# Task
Extract from the listing each line in which the word "élévation" appears.

[Dataset entries]
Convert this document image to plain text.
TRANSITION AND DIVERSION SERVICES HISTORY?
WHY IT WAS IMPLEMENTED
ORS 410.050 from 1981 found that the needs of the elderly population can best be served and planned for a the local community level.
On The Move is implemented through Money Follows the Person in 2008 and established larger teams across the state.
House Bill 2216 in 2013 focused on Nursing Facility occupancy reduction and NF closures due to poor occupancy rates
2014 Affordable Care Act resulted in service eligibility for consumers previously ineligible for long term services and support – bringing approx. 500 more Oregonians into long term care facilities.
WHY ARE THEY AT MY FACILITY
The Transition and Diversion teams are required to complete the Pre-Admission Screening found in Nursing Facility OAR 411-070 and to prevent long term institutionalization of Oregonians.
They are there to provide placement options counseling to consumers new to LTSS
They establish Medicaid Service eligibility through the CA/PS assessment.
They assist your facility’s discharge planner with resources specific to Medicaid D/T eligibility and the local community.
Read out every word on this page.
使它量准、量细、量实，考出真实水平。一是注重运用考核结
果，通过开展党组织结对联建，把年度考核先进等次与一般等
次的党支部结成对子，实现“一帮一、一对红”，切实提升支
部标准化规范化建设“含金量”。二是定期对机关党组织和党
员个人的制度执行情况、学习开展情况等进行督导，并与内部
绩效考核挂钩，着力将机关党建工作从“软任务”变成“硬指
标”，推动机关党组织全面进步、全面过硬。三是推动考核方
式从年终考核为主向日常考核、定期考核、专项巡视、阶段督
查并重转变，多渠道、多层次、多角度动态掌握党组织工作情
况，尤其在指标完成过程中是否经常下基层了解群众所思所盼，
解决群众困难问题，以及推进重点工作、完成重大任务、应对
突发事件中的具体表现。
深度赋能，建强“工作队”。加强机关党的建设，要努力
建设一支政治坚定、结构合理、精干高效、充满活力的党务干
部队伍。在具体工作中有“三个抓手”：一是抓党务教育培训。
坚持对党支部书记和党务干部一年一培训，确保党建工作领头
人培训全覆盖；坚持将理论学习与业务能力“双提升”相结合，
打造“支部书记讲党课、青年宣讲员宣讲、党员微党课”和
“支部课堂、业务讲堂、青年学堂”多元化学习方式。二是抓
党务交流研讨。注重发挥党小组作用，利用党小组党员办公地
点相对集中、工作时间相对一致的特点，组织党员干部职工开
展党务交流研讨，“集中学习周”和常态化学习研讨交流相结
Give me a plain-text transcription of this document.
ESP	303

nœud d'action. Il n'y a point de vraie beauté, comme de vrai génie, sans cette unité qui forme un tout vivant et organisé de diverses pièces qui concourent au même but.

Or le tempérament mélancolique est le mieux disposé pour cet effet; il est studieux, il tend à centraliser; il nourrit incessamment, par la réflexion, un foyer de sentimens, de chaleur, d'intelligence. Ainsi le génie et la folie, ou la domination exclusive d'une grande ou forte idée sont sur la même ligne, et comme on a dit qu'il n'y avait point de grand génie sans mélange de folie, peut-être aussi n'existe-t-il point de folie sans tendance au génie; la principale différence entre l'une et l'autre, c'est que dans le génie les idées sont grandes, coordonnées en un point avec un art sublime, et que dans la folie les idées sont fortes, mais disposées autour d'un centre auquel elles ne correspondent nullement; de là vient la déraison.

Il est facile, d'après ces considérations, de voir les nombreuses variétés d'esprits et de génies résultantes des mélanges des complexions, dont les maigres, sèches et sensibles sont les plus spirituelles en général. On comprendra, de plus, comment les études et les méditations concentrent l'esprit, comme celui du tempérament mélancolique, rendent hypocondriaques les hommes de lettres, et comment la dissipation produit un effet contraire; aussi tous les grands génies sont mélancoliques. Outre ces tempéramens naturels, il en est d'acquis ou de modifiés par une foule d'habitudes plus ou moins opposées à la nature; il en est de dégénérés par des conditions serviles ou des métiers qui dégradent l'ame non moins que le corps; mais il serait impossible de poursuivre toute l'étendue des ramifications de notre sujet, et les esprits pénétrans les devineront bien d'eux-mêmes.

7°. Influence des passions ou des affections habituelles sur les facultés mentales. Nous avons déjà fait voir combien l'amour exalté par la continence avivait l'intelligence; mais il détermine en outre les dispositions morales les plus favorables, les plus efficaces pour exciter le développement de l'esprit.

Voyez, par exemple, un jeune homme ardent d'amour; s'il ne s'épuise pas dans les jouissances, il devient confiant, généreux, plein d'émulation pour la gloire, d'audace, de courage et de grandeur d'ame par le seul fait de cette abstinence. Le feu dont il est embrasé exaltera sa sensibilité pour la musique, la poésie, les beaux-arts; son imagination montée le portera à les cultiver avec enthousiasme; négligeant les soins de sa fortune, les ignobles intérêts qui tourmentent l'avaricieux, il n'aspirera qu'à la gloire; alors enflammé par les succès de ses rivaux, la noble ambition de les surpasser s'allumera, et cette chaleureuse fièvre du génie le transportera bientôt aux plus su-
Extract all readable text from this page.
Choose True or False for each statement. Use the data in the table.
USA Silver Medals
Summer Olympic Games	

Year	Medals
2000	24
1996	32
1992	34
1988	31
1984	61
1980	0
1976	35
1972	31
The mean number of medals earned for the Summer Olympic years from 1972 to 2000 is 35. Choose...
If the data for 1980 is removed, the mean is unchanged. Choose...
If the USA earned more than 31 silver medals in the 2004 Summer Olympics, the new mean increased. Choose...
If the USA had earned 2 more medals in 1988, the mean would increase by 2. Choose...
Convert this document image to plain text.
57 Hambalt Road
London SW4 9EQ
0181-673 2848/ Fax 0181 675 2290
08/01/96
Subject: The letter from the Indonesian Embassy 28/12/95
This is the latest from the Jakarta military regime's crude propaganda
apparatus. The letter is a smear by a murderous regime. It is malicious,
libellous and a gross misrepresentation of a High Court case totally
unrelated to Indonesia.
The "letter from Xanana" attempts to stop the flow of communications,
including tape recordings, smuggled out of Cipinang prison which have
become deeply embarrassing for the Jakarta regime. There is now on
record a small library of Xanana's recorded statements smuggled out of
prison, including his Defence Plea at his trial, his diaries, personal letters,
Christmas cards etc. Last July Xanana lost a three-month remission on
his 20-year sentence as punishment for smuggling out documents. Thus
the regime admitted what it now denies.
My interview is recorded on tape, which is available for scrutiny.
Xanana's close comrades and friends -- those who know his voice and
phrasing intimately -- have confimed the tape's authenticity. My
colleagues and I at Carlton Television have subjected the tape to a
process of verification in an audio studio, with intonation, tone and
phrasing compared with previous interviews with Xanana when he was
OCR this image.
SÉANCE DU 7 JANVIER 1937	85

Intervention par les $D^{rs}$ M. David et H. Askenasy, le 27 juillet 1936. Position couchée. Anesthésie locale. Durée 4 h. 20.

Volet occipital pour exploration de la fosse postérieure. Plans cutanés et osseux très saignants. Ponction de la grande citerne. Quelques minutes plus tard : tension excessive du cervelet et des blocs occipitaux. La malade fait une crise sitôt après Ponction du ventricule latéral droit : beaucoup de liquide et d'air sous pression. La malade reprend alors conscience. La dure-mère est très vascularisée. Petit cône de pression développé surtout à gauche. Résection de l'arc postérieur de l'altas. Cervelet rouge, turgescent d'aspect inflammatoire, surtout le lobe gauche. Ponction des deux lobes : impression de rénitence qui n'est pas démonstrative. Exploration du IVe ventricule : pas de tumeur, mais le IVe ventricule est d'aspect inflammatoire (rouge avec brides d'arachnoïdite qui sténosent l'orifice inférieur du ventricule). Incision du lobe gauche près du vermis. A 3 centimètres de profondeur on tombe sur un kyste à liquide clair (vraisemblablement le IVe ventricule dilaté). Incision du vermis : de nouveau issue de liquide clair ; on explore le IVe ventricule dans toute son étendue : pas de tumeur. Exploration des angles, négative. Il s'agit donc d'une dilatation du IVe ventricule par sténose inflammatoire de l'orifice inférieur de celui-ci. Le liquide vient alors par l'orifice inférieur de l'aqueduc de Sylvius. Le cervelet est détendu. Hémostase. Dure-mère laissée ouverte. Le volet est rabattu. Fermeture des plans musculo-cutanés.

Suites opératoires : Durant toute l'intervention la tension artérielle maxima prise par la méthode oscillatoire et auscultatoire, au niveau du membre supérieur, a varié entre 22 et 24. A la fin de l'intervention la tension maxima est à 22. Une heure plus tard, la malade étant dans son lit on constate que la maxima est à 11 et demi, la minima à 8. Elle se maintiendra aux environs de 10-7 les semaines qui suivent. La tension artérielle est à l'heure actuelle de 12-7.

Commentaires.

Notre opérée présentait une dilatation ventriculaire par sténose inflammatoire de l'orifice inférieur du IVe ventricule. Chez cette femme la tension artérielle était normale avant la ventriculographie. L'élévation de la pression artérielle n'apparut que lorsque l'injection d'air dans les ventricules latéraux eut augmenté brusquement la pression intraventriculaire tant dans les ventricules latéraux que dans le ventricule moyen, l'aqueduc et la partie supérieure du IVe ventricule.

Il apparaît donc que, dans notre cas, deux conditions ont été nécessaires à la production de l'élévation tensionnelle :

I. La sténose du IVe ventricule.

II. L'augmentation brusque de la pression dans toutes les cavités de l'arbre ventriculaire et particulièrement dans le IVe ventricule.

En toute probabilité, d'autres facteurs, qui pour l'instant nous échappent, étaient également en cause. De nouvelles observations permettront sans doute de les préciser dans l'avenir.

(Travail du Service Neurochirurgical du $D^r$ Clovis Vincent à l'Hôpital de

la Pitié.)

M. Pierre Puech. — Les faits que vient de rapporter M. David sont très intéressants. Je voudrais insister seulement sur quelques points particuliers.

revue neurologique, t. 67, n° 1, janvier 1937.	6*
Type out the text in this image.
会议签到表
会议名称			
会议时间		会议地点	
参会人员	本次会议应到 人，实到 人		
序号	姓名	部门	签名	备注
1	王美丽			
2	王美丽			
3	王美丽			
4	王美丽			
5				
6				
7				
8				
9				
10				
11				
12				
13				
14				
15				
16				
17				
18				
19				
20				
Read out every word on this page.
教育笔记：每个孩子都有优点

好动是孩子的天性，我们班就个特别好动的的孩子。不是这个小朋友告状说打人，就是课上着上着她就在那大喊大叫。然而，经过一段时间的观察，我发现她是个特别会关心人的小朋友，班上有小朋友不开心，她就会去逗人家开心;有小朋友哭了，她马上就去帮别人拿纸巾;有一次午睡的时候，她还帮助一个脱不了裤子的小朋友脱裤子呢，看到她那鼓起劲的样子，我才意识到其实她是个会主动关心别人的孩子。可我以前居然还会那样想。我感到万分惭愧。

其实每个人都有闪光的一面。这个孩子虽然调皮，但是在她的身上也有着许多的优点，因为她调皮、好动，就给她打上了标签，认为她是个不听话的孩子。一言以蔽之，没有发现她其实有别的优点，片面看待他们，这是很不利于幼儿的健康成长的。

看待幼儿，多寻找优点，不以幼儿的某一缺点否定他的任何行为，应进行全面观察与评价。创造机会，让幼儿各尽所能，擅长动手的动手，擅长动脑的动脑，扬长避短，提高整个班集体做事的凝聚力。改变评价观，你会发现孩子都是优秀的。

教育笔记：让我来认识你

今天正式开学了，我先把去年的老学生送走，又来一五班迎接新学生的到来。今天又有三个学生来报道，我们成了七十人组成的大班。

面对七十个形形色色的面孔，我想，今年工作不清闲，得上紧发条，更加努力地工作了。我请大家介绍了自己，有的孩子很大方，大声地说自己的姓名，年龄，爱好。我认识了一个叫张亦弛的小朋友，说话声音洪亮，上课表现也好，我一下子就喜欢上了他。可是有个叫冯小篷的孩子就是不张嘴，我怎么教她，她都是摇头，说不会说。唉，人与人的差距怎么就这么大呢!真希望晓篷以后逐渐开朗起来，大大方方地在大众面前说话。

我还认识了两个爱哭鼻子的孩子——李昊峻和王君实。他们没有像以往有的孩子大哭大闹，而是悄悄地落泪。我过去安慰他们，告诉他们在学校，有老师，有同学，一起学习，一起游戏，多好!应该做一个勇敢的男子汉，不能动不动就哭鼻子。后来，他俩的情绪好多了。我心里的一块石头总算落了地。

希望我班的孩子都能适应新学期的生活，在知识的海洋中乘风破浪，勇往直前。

# Full output
Notre opérée présentait une dilatation ventriculaire par sténose inflammatoire de l'orifice inférieur du IVe ventricule. Chez cette femme la tension artérielle était normale avant la ventriculographie. L'élévation de la pression artérielle n'apparut que lorsque l'injection d'air dans les ventricules latéraux eut augmenté brusquement la pression intraventriculaire tant dans les ventricules latéraux que dans le ventricule moyen, l'aqueduc et la partie supérieure du IVe ventricule.
Il apparaît donc que, dans notre cas, deux conditions ont été nécessaires à la production de l'élévation tensionnelle :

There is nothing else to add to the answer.